*What you have to do*:
Take the records below and extract, word for word, the lines from the one containing "What does this" through the final line, inclusive. Omit pictures.

* * * * * * *

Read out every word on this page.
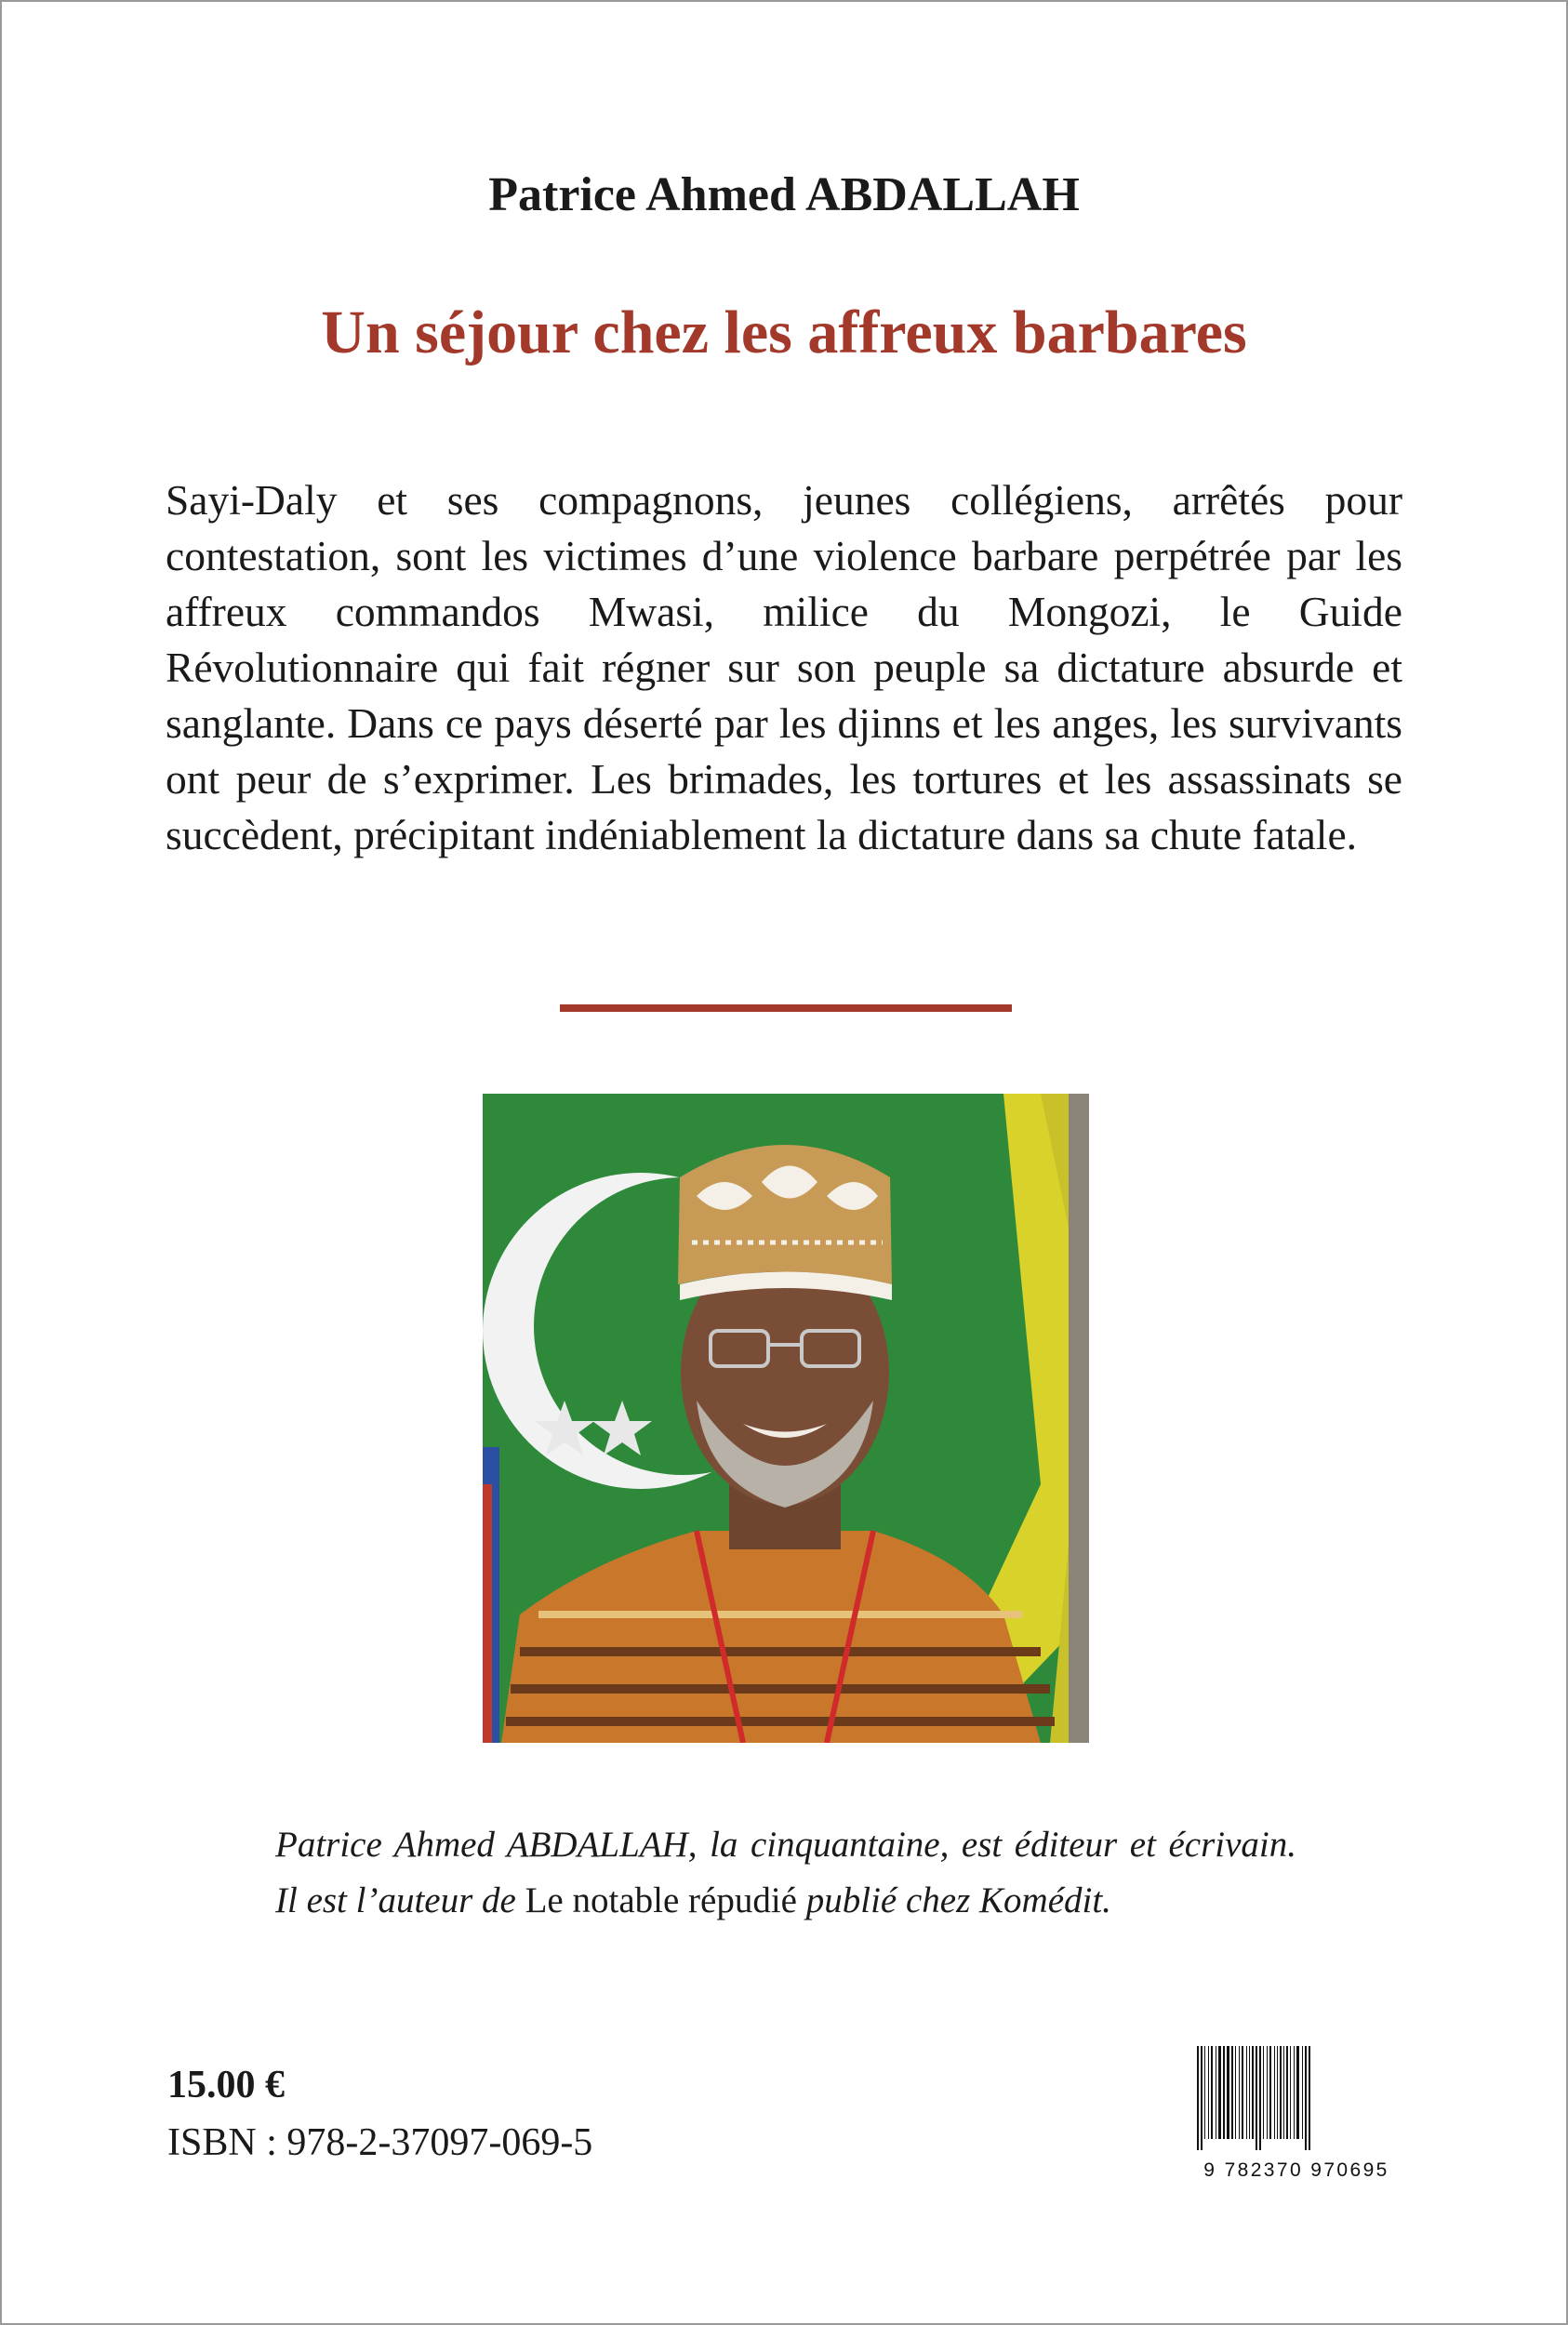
Patrice Ahmed ABDALLAH
Un séjour chez les affreux barbares

Sayi-Daly et ses compagnons, jeunes collégiens, arrêtés pour contestation, sont les victimes d’une violence barbare perpétrée par les affreux commandos Mwasi, milice du Mongozi, le Guide Révolutionnaire qui fait régner sur son peuple sa dictature absurde et sanglante. Dans ce pays déserté par les djinns et les anges, les survivants ont peur de s’exprimer. Les brimades, les tortures et les assassinats se succèdent, précipitant indéniablement la dictature dans sa chute fatale.

Patrice Ahmed ABDALLAH, la cinquantaine, est éditeur et écrivain. Il est l’auteur de Le notable répudié publié chez Komédit.

15.00 €
ISBN : 978-2-37097-069-5
9 782370 970695
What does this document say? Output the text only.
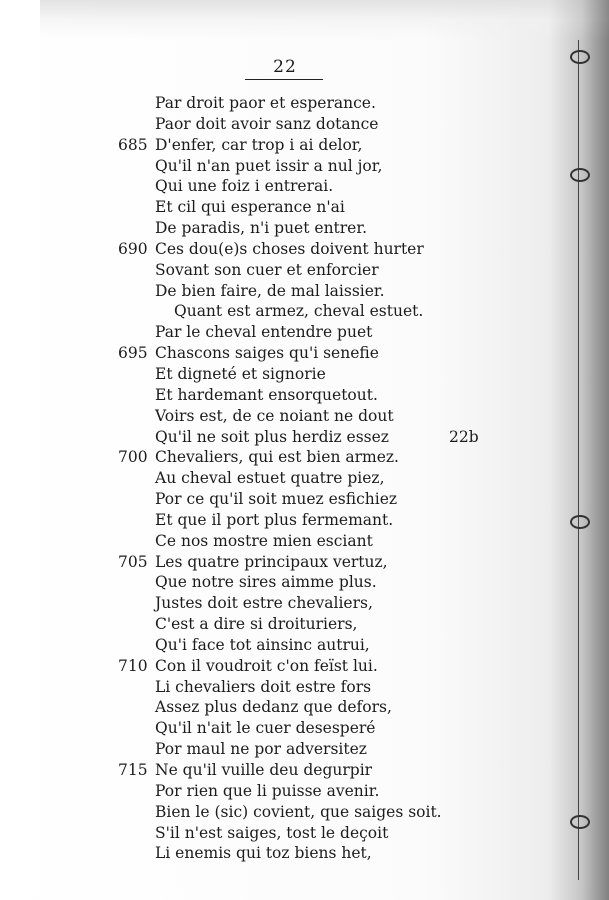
22
Par droit paor et esperance.
Paor doit avoir sanz dotance
685 D'enfer, car trop i ai delor,
Qu'il n'an puet issir a nul jor,
Qui une foiz i entrerai.
Et cil qui esperance n'ai
De paradis, n'i puet entrer.
690 Ces dou(e)s choses doivent hurter
Sovant son cuer et enforcier
De bien faire, de mal laissier.
Quant est armez, cheval estuet.
Par le cheval entendre puet
695 Chascons saiges qu'i senefie
Et digneté et signorie
Et hardemant ensorquetout.
Voirs est, de ce noiant ne dout
Qu'il ne soit plus herdiz essez	22b
700 Chevaliers, qui est bien armez.
Au cheval estuet quatre piez,
Por ce qu'il soit muez esfichiez
Et que il port plus fermemant.
Ce nos mostre mien esciant
705 Les quatre principaux vertuz,
Que notre sires aimme plus.
Justes doit estre chevaliers,
C'est a dire si droituriers,
Qu'i face tot ainsinc autrui,
710 Con il voudroit c'on feïst lui.
Li chevaliers doit estre fors
Assez plus dedanz que defors,
Qu'il n'ait le cuer desesperé
Por maul ne por adversitez
715 Ne qu'il vuille deu degurpir
Por rien que li puisse avenir.
Bien le (sic) covient, que saiges soit.
S'il n'est saiges, tost le deçoit
Li enemis qui toz biens het,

* * * * * * *

*Complete output*:
What does this document say? Output the text only.
22
Par droit paor et esperance.
Paor doit avoir sanz dotance
685 D'enfer, car trop i ai delor,
Qu'il n'an puet issir a nul jor,
Qui une foiz i entrerai.
Et cil qui esperance n'ai
De paradis, n'i puet entrer.
690 Ces dou(e)s choses doivent hurter
Sovant son cuer et enforcier
De bien faire, de mal laissier.
Quant est armez, cheval estuet.
Par le cheval entendre puet
695 Chascons saiges qu'i senefie
Et digneté et signorie
Et hardemant ensorquetout.
Voirs est, de ce noiant ne dout
Qu'il ne soit plus herdiz essez	22b
700 Chevaliers, qui est bien armez.
Au cheval estuet quatre piez,
Por ce qu'il soit muez esfichiez
Et que il port plus fermemant.
Ce nos mostre mien esciant
705 Les quatre principaux vertuz,
Que notre sires aimme plus.
Justes doit estre chevaliers,
C'est a dire si droituriers,
Qu'i face tot ainsinc autrui,
710 Con il voudroit c'on feïst lui.
Li chevaliers doit estre fors
Assez plus dedanz que defors,
Qu'il n'ait le cuer desesperé
Por maul ne por adversitez
715 Ne qu'il vuille deu degurpir
Por rien que li puisse avenir.
Bien le (sic) covient, que saiges soit.
S'il n'est saiges, tost le deçoit
Li enemis qui toz biens het,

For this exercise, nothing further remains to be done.